## Exercise
Leave out any pictures and transcribe all other data below exactly.

-- Start Input data --

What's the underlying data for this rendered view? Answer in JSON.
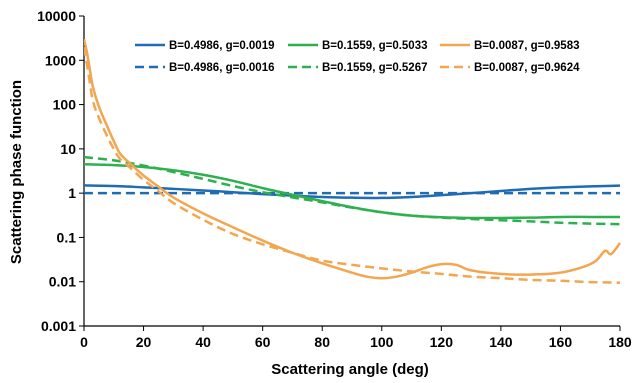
{
  "chart_data": {
    "type": "line",
    "xlabel": "Scattering angle (deg)",
    "ylabel": "Scattering phase function",
    "xlim": [
      0,
      180
    ],
    "ylim": [
      0.001,
      10000
    ],
    "yscale": "log",
    "x_ticks": [
      "0",
      "20",
      "40",
      "60",
      "80",
      "100",
      "120",
      "140",
      "160",
      "180"
    ],
    "y_ticks": [
      "0.001",
      "0.01",
      "0.1",
      "1",
      "10",
      "100",
      "1000",
      "10000"
    ],
    "grid": false,
    "legend_position": "top-right",
    "series": [
      {
        "name": "B=0.4986, g=0.0019",
        "color": "#1f6bb5",
        "dash": false,
        "points": [
          [
            0,
            1.5
          ],
          [
            10,
            1.45
          ],
          [
            20,
            1.35
          ],
          [
            30,
            1.25
          ],
          [
            40,
            1.15
          ],
          [
            50,
            1.05
          ],
          [
            60,
            0.95
          ],
          [
            70,
            0.88
          ],
          [
            80,
            0.82
          ],
          [
            90,
            0.79
          ],
          [
            100,
            0.78
          ],
          [
            110,
            0.82
          ],
          [
            120,
            0.9
          ],
          [
            130,
            1.0
          ],
          [
            140,
            1.12
          ],
          [
            150,
            1.25
          ],
          [
            160,
            1.35
          ],
          [
            170,
            1.42
          ],
          [
            180,
            1.48
          ]
        ]
      },
      {
        "name": "B=0.4986, g=0.0016",
        "color": "#1f6bb5",
        "dash": true,
        "points": [
          [
            0,
            1.0
          ],
          [
            30,
            1.0
          ],
          [
            60,
            1.0
          ],
          [
            90,
            1.0
          ],
          [
            120,
            1.0
          ],
          [
            150,
            1.0
          ],
          [
            180,
            1.0
          ]
        ]
      },
      {
        "name": "B=0.1559, g=0.5033",
        "color": "#2eb04f",
        "dash": false,
        "points": [
          [
            0,
            4.5
          ],
          [
            10,
            4.3
          ],
          [
            20,
            3.9
          ],
          [
            30,
            3.3
          ],
          [
            40,
            2.6
          ],
          [
            50,
            1.9
          ],
          [
            60,
            1.3
          ],
          [
            70,
            0.92
          ],
          [
            80,
            0.66
          ],
          [
            90,
            0.48
          ],
          [
            100,
            0.37
          ],
          [
            110,
            0.31
          ],
          [
            120,
            0.285
          ],
          [
            130,
            0.275
          ],
          [
            140,
            0.275
          ],
          [
            150,
            0.28
          ],
          [
            160,
            0.29
          ],
          [
            170,
            0.29
          ],
          [
            180,
            0.29
          ]
        ]
      },
      {
        "name": "B=0.1559, g=0.5267",
        "color": "#2eb04f",
        "dash": true,
        "points": [
          [
            0,
            6.5
          ],
          [
            10,
            5.5
          ],
          [
            20,
            4.2
          ],
          [
            30,
            3.0
          ],
          [
            40,
            2.1
          ],
          [
            50,
            1.45
          ],
          [
            60,
            1.05
          ],
          [
            70,
            0.8
          ],
          [
            80,
            0.62
          ],
          [
            90,
            0.47
          ],
          [
            100,
            0.37
          ],
          [
            110,
            0.31
          ],
          [
            120,
            0.28
          ],
          [
            130,
            0.26
          ],
          [
            140,
            0.245
          ],
          [
            150,
            0.23
          ],
          [
            160,
            0.215
          ],
          [
            170,
            0.205
          ],
          [
            180,
            0.2
          ]
        ]
      },
      {
        "name": "B=0.0087, g=0.9583",
        "color": "#f2a650",
        "dash": false,
        "points": [
          [
            0,
            3000
          ],
          [
            1,
            1500
          ],
          [
            2,
            600
          ],
          [
            3,
            250
          ],
          [
            5,
            90
          ],
          [
            8,
            30
          ],
          [
            10,
            15
          ],
          [
            12,
            8
          ],
          [
            15,
            5
          ],
          [
            20,
            2.5
          ],
          [
            25,
            1.4
          ],
          [
            30,
            0.8
          ],
          [
            40,
            0.35
          ],
          [
            50,
            0.17
          ],
          [
            60,
            0.085
          ],
          [
            70,
            0.045
          ],
          [
            80,
            0.026
          ],
          [
            90,
            0.016
          ],
          [
            95,
            0.013
          ],
          [
            100,
            0.012
          ],
          [
            105,
            0.013
          ],
          [
            110,
            0.016
          ],
          [
            115,
            0.021
          ],
          [
            120,
            0.025
          ],
          [
            125,
            0.024
          ],
          [
            130,
            0.018
          ],
          [
            140,
            0.015
          ],
          [
            150,
            0.0145
          ],
          [
            160,
            0.016
          ],
          [
            168,
            0.022
          ],
          [
            172,
            0.03
          ],
          [
            175,
            0.05
          ],
          [
            177,
            0.042
          ],
          [
            180,
            0.075
          ]
        ]
      },
      {
        "name": "B=0.0087, g=0.9624",
        "color": "#f2a650",
        "dash": true,
        "points": [
          [
            0,
            2000
          ],
          [
            1,
            800
          ],
          [
            2,
            300
          ],
          [
            3,
            120
          ],
          [
            5,
            50
          ],
          [
            8,
            18
          ],
          [
            10,
            10
          ],
          [
            12,
            6
          ],
          [
            15,
            4
          ],
          [
            20,
            2
          ],
          [
            25,
            1.1
          ],
          [
            30,
            0.6
          ],
          [
            40,
            0.25
          ],
          [
            50,
            0.12
          ],
          [
            60,
            0.07
          ],
          [
            70,
            0.045
          ],
          [
            80,
            0.03
          ],
          [
            90,
            0.024
          ],
          [
            100,
            0.02
          ],
          [
            110,
            0.017
          ],
          [
            120,
            0.015
          ],
          [
            130,
            0.013
          ],
          [
            140,
            0.012
          ],
          [
            150,
            0.011
          ],
          [
            160,
            0.0105
          ],
          [
            170,
            0.0098
          ],
          [
            180,
            0.0095
          ]
        ]
      }
    ]
  }
}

-- End Input data --

## Reply
What's the underlying data for this rendered view? Answer in JSON.
{
  "chart_data": {
    "type": "line",
    "xlabel": "Scattering angle (deg)",
    "ylabel": "Scattering phase function",
    "xlim": [
      0,
      180
    ],
    "ylim": [
      0.001,
      10000
    ],
    "yscale": "log",
    "x_ticks": [
      "0",
      "20",
      "40",
      "60",
      "80",
      "100",
      "120",
      "140",
      "160",
      "180"
    ],
    "y_ticks": [
      "0.001",
      "0.01",
      "0.1",
      "1",
      "10",
      "100",
      "1000",
      "10000"
    ],
    "grid": false,
    "legend_position": "top-right",
    "series": [
      {
        "name": "B=0.4986, g=0.0019",
        "color": "#1f6bb5",
        "dash": false,
        "points": [
          [
            0,
            1.5
          ],
          [
            10,
            1.45
          ],
          [
            20,
            1.35
          ],
          [
            30,
            1.25
          ],
          [
            40,
            1.15
          ],
          [
            50,
            1.05
          ],
          [
            60,
            0.95
          ],
          [
            70,
            0.88
          ],
          [
            80,
            0.82
          ],
          [
            90,
            0.79
          ],
          [
            100,
            0.78
          ],
          [
            110,
            0.82
          ],
          [
            120,
            0.9
          ],
          [
            130,
            1.0
          ],
          [
            140,
            1.12
          ],
          [
            150,
            1.25
          ],
          [
            160,
            1.35
          ],
          [
            170,
            1.42
          ],
          [
            180,
            1.48
          ]
        ]
      },
      {
        "name": "B=0.4986, g=0.0016",
        "color": "#1f6bb5",
        "dash": true,
        "points": [
          [
            0,
            1.0
          ],
          [
            30,
            1.0
          ],
          [
            60,
            1.0
          ],
          [
            90,
            1.0
          ],
          [
            120,
            1.0
          ],
          [
            150,
            1.0
          ],
          [
            180,
            1.0
          ]
        ]
      },
      {
        "name": "B=0.1559, g=0.5033",
        "color": "#2eb04f",
        "dash": false,
        "points": [
          [
            0,
            4.5
          ],
          [
            10,
            4.3
          ],
          [
            20,
            3.9
          ],
          [
            30,
            3.3
          ],
          [
            40,
            2.6
          ],
          [
            50,
            1.9
          ],
          [
            60,
            1.3
          ],
          [
            70,
            0.92
          ],
          [
            80,
            0.66
          ],
          [
            90,
            0.48
          ],
          [
            100,
            0.37
          ],
          [
            110,
            0.31
          ],
          [
            120,
            0.285
          ],
          [
            130,
            0.275
          ],
          [
            140,
            0.275
          ],
          [
            150,
            0.28
          ],
          [
            160,
            0.29
          ],
          [
            170,
            0.29
          ],
          [
            180,
            0.29
          ]
        ]
      },
      {
        "name": "B=0.1559, g=0.5267",
        "color": "#2eb04f",
        "dash": true,
        "points": [
          [
            0,
            6.5
          ],
          [
            10,
            5.5
          ],
          [
            20,
            4.2
          ],
          [
            30,
            3.0
          ],
          [
            40,
            2.1
          ],
          [
            50,
            1.45
          ],
          [
            60,
            1.05
          ],
          [
            70,
            0.8
          ],
          [
            80,
            0.62
          ],
          [
            90,
            0.47
          ],
          [
            100,
            0.37
          ],
          [
            110,
            0.31
          ],
          [
            120,
            0.28
          ],
          [
            130,
            0.26
          ],
          [
            140,
            0.245
          ],
          [
            150,
            0.23
          ],
          [
            160,
            0.215
          ],
          [
            170,
            0.205
          ],
          [
            180,
            0.2
          ]
        ]
      },
      {
        "name": "B=0.0087, g=0.9583",
        "color": "#f2a650",
        "dash": false,
        "points": [
          [
            0,
            3000
          ],
          [
            1,
            1500
          ],
          [
            2,
            600
          ],
          [
            3,
            250
          ],
          [
            5,
            90
          ],
          [
            8,
            30
          ],
          [
            10,
            15
          ],
          [
            12,
            8
          ],
          [
            15,
            5
          ],
          [
            20,
            2.5
          ],
          [
            25,
            1.4
          ],
          [
            30,
            0.8
          ],
          [
            40,
            0.35
          ],
          [
            50,
            0.17
          ],
          [
            60,
            0.085
          ],
          [
            70,
            0.045
          ],
          [
            80,
            0.026
          ],
          [
            90,
            0.016
          ],
          [
            95,
            0.013
          ],
          [
            100,
            0.012
          ],
          [
            105,
            0.013
          ],
          [
            110,
            0.016
          ],
          [
            115,
            0.021
          ],
          [
            120,
            0.025
          ],
          [
            125,
            0.024
          ],
          [
            130,
            0.018
          ],
          [
            140,
            0.015
          ],
          [
            150,
            0.0145
          ],
          [
            160,
            0.016
          ],
          [
            168,
            0.022
          ],
          [
            172,
            0.03
          ],
          [
            175,
            0.05
          ],
          [
            177,
            0.042
          ],
          [
            180,
            0.075
          ]
        ]
      },
      {
        "name": "B=0.0087, g=0.9624",
        "color": "#f2a650",
        "dash": true,
        "points": [
          [
            0,
            2000
          ],
          [
            1,
            800
          ],
          [
            2,
            300
          ],
          [
            3,
            120
          ],
          [
            5,
            50
          ],
          [
            8,
            18
          ],
          [
            10,
            10
          ],
          [
            12,
            6
          ],
          [
            15,
            4
          ],
          [
            20,
            2
          ],
          [
            25,
            1.1
          ],
          [
            30,
            0.6
          ],
          [
            40,
            0.25
          ],
          [
            50,
            0.12
          ],
          [
            60,
            0.07
          ],
          [
            70,
            0.045
          ],
          [
            80,
            0.03
          ],
          [
            90,
            0.024
          ],
          [
            100,
            0.02
          ],
          [
            110,
            0.017
          ],
          [
            120,
            0.015
          ],
          [
            130,
            0.013
          ],
          [
            140,
            0.012
          ],
          [
            150,
            0.011
          ],
          [
            160,
            0.0105
          ],
          [
            170,
            0.0098
          ],
          [
            180,
            0.0095
          ]
        ]
      }
    ]
  }
}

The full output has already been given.